---------- MATERIAL PROVIDED ----------
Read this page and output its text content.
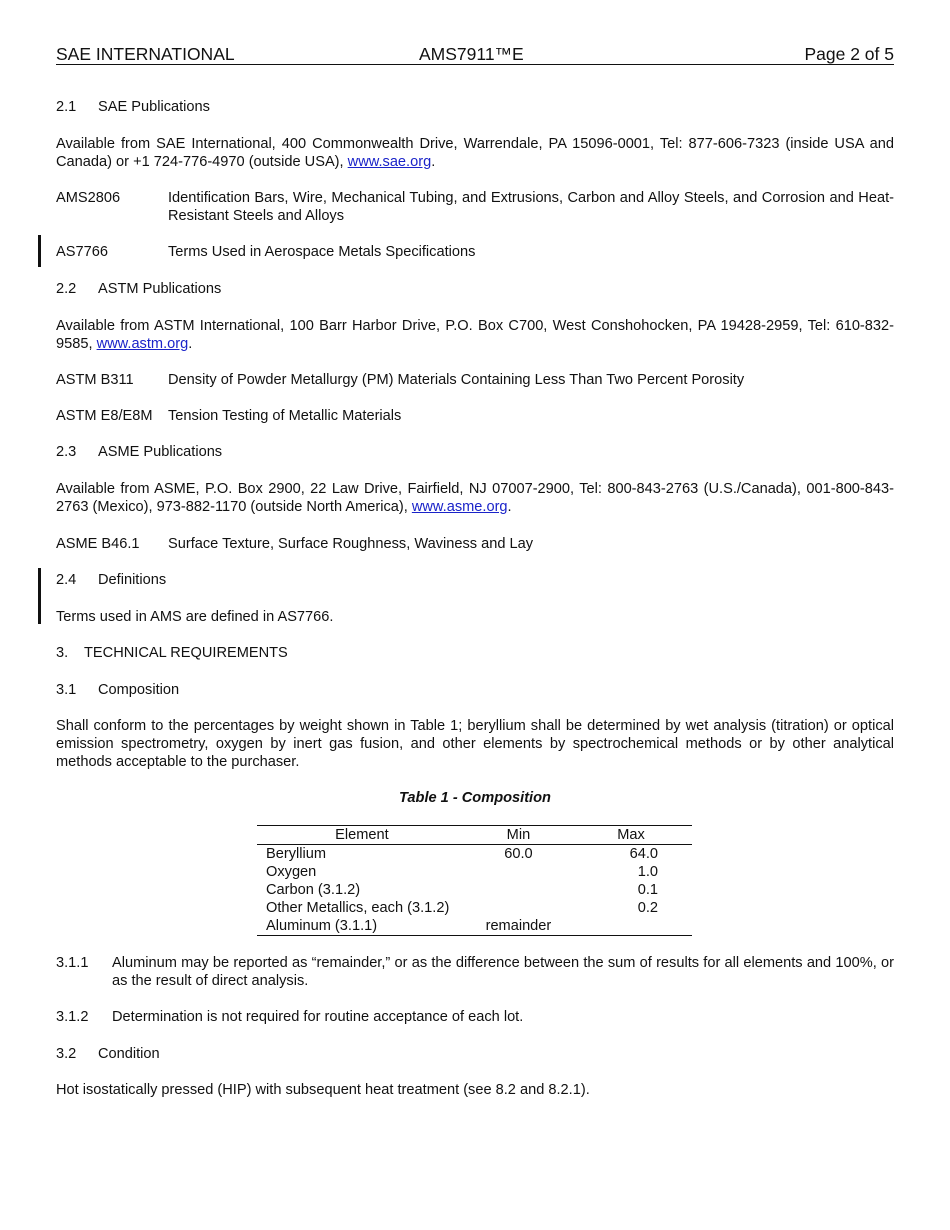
SAE INTERNATIONAL	AMS7911™E	Page 2 of 5
2.1 SAE Publications
Available from SAE International, 400 Commonwealth Drive, Warrendale, PA 15096-0001, Tel: 877-606-7323 (inside USA and Canada) or +1 724-776-4970 (outside USA), www.sae.org.
AMS2806	Identification Bars, Wire, Mechanical Tubing, and Extrusions, Carbon and Alloy Steels, and Corrosion and Heat-Resistant Steels and Alloys
AS7766	Terms Used in Aerospace Metals Specifications
2.2 ASTM Publications
Available from ASTM International, 100 Barr Harbor Drive, P.O. Box C700, West Conshohocken, PA 19428-2959, Tel: 610-832-9585, www.astm.org.
ASTM B311 Density of Powder Metallurgy (PM) Materials Containing Less Than Two Percent Porosity
ASTM E8/E8M Tension Testing of Metallic Materials
2.3 ASME Publications
Available from ASME, P.O. Box 2900, 22 Law Drive, Fairfield, NJ 07007-2900, Tel: 800-843-2763 (U.S./Canada), 001-800-843-2763 (Mexico), 973-882-1170 (outside North America), www.asme.org.
ASME B46.1 Surface Texture, Surface Roughness, Waviness and Lay
2.4 Definitions
Terms used in AMS are defined in AS7766.
3. TECHNICAL REQUIREMENTS
3.1 Composition
Shall conform to the percentages by weight shown in Table 1; beryllium shall be determined by wet analysis (titration) or optical emission spectrometry, oxygen by inert gas fusion, and other elements by spectrochemical methods or by other analytical methods acceptable to the purchaser.
Table 1 - Composition
Element	Min	Max
Beryllium	60.0	64.0
Oxygen		1.0
Carbon (3.1.2)		0.1
Other Metallics, each (3.1.2)		0.2
Aluminum (3.1.1)	remainder	
3.1.1 Aluminum may be reported as “remainder,” or as the difference between the sum of results for all elements and 100%, or as the result of direct analysis.
3.1.2 Determination is not required for routine acceptance of each lot.
3.2 Condition
Hot isostatically pressed (HIP) with subsequent heat treatment (see 8.2 and 8.2.1).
----------
SHORT PROBLEM: Pictures stay out; reproduce every line of the records exactly.

REPLY:
Read this page and output its text content.
SAE INTERNATIONAL	AMS7911™E	Page 2 of 5
2.1 SAE Publications
Available from SAE International, 400 Commonwealth Drive, Warrendale, PA 15096-0001, Tel: 877-606-7323 (inside USA and Canada) or +1 724-776-4970 (outside USA), www.sae.org.
AMS2806	Identification Bars, Wire, Mechanical Tubing, and Extrusions, Carbon and Alloy Steels, and Corrosion and Heat-Resistant Steels and Alloys
AS7766	Terms Used in Aerospace Metals Specifications
2.2 ASTM Publications
Available from ASTM International, 100 Barr Harbor Drive, P.O. Box C700, West Conshohocken, PA 19428-2959, Tel: 610-832-9585, www.astm.org.
ASTM B311 Density of Powder Metallurgy (PM) Materials Containing Less Than Two Percent Porosity
ASTM E8/E8M Tension Testing of Metallic Materials
2.3 ASME Publications
Available from ASME, P.O. Box 2900, 22 Law Drive, Fairfield, NJ 07007-2900, Tel: 800-843-2763 (U.S./Canada), 001-800-843-2763 (Mexico), 973-882-1170 (outside North America), www.asme.org.
ASME B46.1 Surface Texture, Surface Roughness, Waviness and Lay
2.4 Definitions
Terms used in AMS are defined in AS7766.
3. TECHNICAL REQUIREMENTS
3.1 Composition
Shall conform to the percentages by weight shown in Table 1; beryllium shall be determined by wet analysis (titration) or optical emission spectrometry, oxygen by inert gas fusion, and other elements by spectrochemical methods or by other analytical methods acceptable to the purchaser.
Table 1 - Composition
Element	Min	Max
Beryllium	60.0	64.0
Oxygen		1.0
Carbon (3.1.2)		0.1
Other Metallics, each (3.1.2)		0.2
Aluminum (3.1.1)	remainder	
3.1.1 Aluminum may be reported as “remainder,” or as the difference between the sum of results for all elements and 100%, or as the result of direct analysis.
3.1.2 Determination is not required for routine acceptance of each lot.
3.2 Condition
Hot isostatically pressed (HIP) with subsequent heat treatment (see 8.2 and 8.2.1).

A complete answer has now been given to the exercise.